# REQUIREMENT
Reproduce every line of the listing as written, apart from the pictures.

* begin DATA LINES *

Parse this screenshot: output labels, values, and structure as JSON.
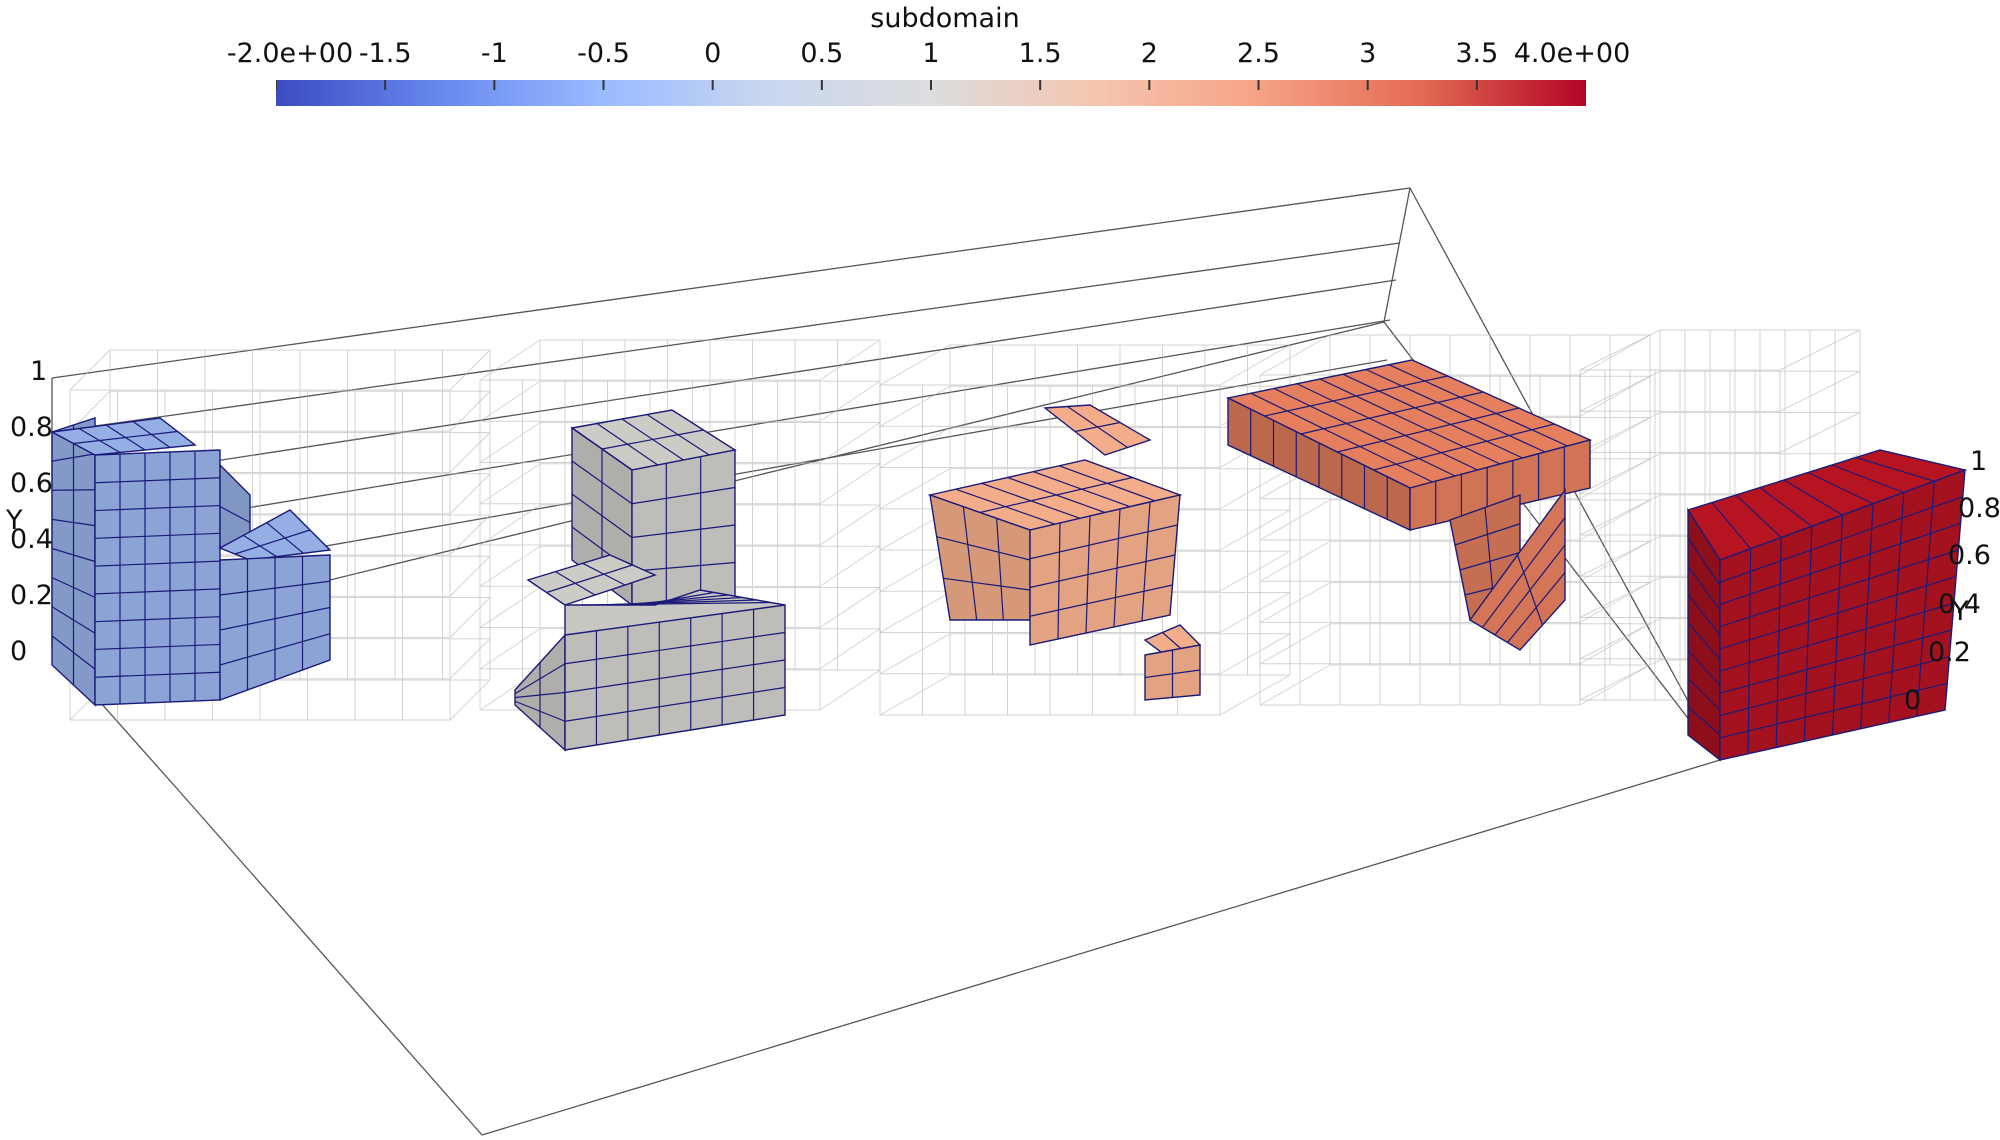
{
  "colorbar": {
    "title": "subdomain",
    "ticks": [
      "-2.0e+00",
      "-1.5",
      "-1",
      "-0.5",
      "0",
      "0.5",
      "1",
      "1.5",
      "2",
      "2.5",
      "3",
      "3.5",
      "4.0e+00"
    ],
    "range": [
      -2,
      4
    ],
    "colormap": "Cool to Warm",
    "colors": [
      "#3b4cc0",
      "#6788ee",
      "#9abbff",
      "#c9d7f0",
      "#dddddd",
      "#f4c6af",
      "#f6a385",
      "#e36a53",
      "#b40426"
    ]
  },
  "axes": {
    "left": {
      "title": "Y",
      "ticks": [
        "1",
        "0.8",
        "0.6",
        "0.4",
        "0.2",
        "0"
      ]
    },
    "right": {
      "title": "Y",
      "ticks": [
        "1",
        "0.8",
        "0.6",
        "0.4",
        "0.2",
        "0"
      ]
    }
  },
  "subdomains": [
    {
      "value": -1,
      "color": "#8ea7d9"
    },
    {
      "value": 1,
      "color": "#c3c1bd"
    },
    {
      "value": 2,
      "color": "#e8a584"
    },
    {
      "value": 3,
      "color": "#dc7a5a"
    },
    {
      "value": 4,
      "color": "#a6121f"
    }
  ],
  "grid_color": "#b0b0b0",
  "edge_color": "#1a1a7a"
}
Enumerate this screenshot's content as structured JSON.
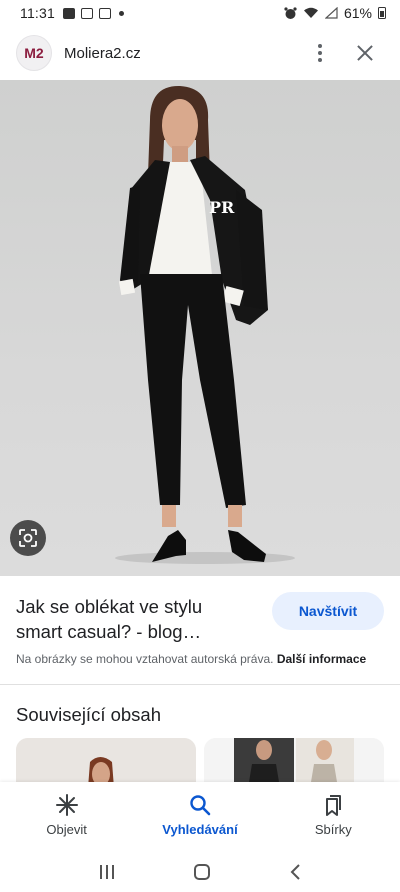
{
  "status_bar": {
    "time": "11:31",
    "battery_percent": "61%"
  },
  "header": {
    "site_logo_text": "M2",
    "site_name": "Moliera2.cz"
  },
  "result": {
    "title_line1": "Jak se oblékat ve stylu",
    "title_line2": "smart casual? - blog…",
    "visit_label": "Navštívit",
    "copyright_text": "Na obrázky se mohou vztahovat autorská práva. ",
    "more_info": "Další informace"
  },
  "related": {
    "title": "Související obsah"
  },
  "bottom_nav": {
    "items": [
      {
        "label": "Objevit",
        "icon": "asterisk-icon",
        "active": false
      },
      {
        "label": "Vyhledávání",
        "icon": "search-icon",
        "active": true
      },
      {
        "label": "Sbírky",
        "icon": "bookmarks-icon",
        "active": false
      }
    ]
  },
  "colors": {
    "accent": "#0b57d0",
    "visit_button_bg": "#e8f0fe",
    "logo_text": "#8b1d3f"
  },
  "icons": [
    "gallery-icon",
    "alarm-icon",
    "wifi-icon",
    "signal-icon",
    "battery-icon",
    "more-vert-icon",
    "close-icon",
    "lens-icon",
    "menu-lines-icon",
    "home-icon",
    "back-icon"
  ]
}
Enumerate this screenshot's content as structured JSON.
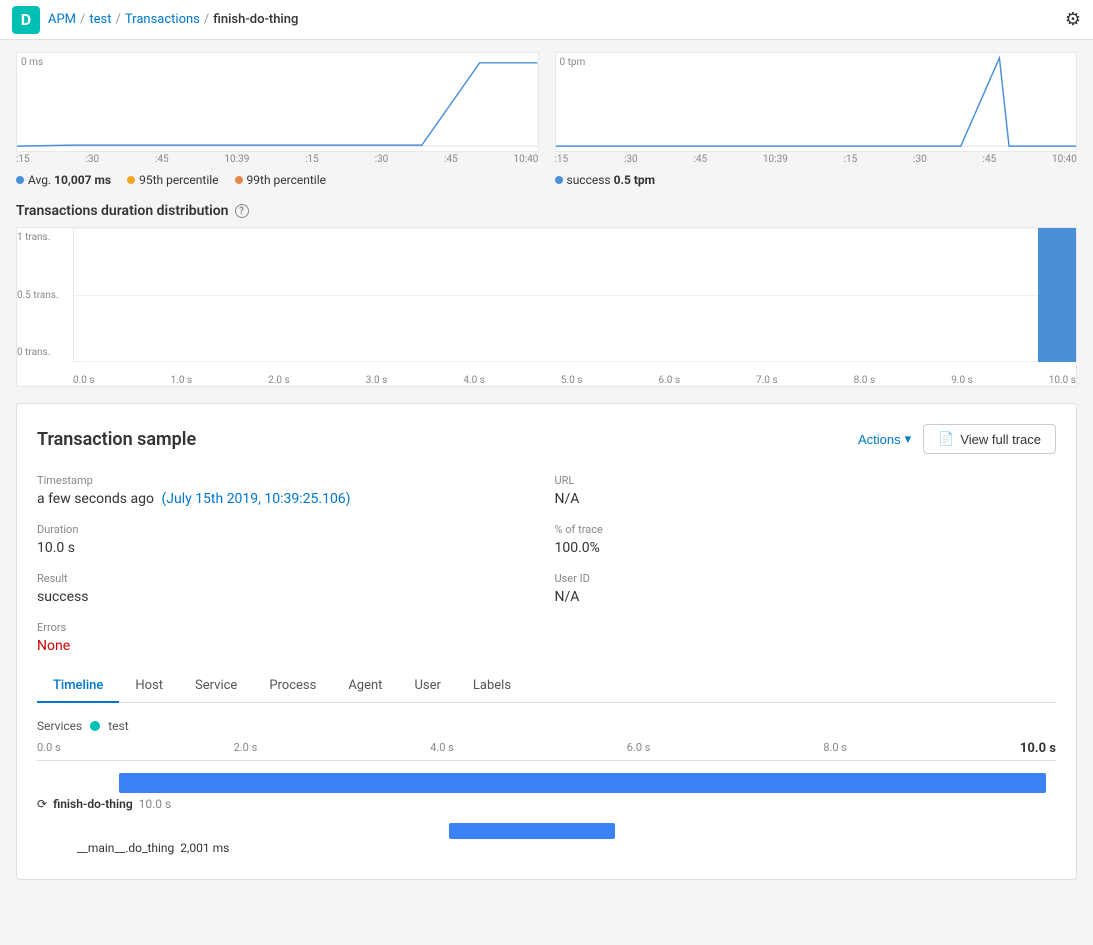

* end DATA LINES *

# EXERCISE SOLUTION
Parse this screenshot: output labels, values, and structure as JSON.
{
  "colorbar": {
    "title": "subdomain",
    "ticks": [
      "-2.0e+00",
      "-1.5",
      "-1",
      "-0.5",
      "0",
      "0.5",
      "1",
      "1.5",
      "2",
      "2.5",
      "3",
      "3.5",
      "4.0e+00"
    ],
    "range": [
      -2,
      4
    ],
    "colormap": "Cool to Warm",
    "colors": [
      "#3b4cc0",
      "#6788ee",
      "#9abbff",
      "#c9d7f0",
      "#dddddd",
      "#f4c6af",
      "#f6a385",
      "#e36a53",
      "#b40426"
    ]
  },
  "axes": {
    "left": {
      "title": "Y",
      "ticks": [
        "1",
        "0.8",
        "0.6",
        "0.4",
        "0.2",
        "0"
      ]
    },
    "right": {
      "title": "Y",
      "ticks": [
        "1",
        "0.8",
        "0.6",
        "0.4",
        "0.2",
        "0"
      ]
    }
  },
  "subdomains": [
    {
      "value": -1,
      "color": "#8ea7d9"
    },
    {
      "value": 1,
      "color": "#c3c1bd"
    },
    {
      "value": 2,
      "color": "#e8a584"
    },
    {
      "value": 3,
      "color": "#dc7a5a"
    },
    {
      "value": 4,
      "color": "#a6121f"
    }
  ],
  "grid_color": "#b0b0b0",
  "edge_color": "#1a1a7a"
}
Enumerate this screenshot's content as structured JSON.
{
  "status_bar": {
    "time": "11:31",
    "battery_percent": "61%"
  },
  "header": {
    "site_logo_text": "M2",
    "site_name": "Moliera2.cz"
  },
  "result": {
    "title_line1": "Jak se oblékat ve stylu",
    "title_line2": "smart casual? - blog…",
    "visit_label": "Navštívit",
    "copyright_text": "Na obrázky se mohou vztahovat autorská práva. ",
    "more_info": "Další informace"
  },
  "related": {
    "title": "Související obsah"
  },
  "bottom_nav": {
    "items": [
      {
        "label": "Objevit",
        "icon": "asterisk-icon",
        "active": false
      },
      {
        "label": "Vyhledávání",
        "icon": "search-icon",
        "active": true
      },
      {
        "label": "Sbírky",
        "icon": "bookmarks-icon",
        "active": false
      }
    ]
  },
  "colors": {
    "accent": "#0b57d0",
    "visit_button_bg": "#e8f0fe",
    "logo_text": "#8b1d3f"
  },
  "icons": [
    "gallery-icon",
    "alarm-icon",
    "wifi-icon",
    "signal-icon",
    "battery-icon",
    "more-vert-icon",
    "close-icon",
    "lens-icon",
    "menu-lines-icon",
    "home-icon",
    "back-icon"
  ]
}
Enumerate this screenshot's content as structured JSON.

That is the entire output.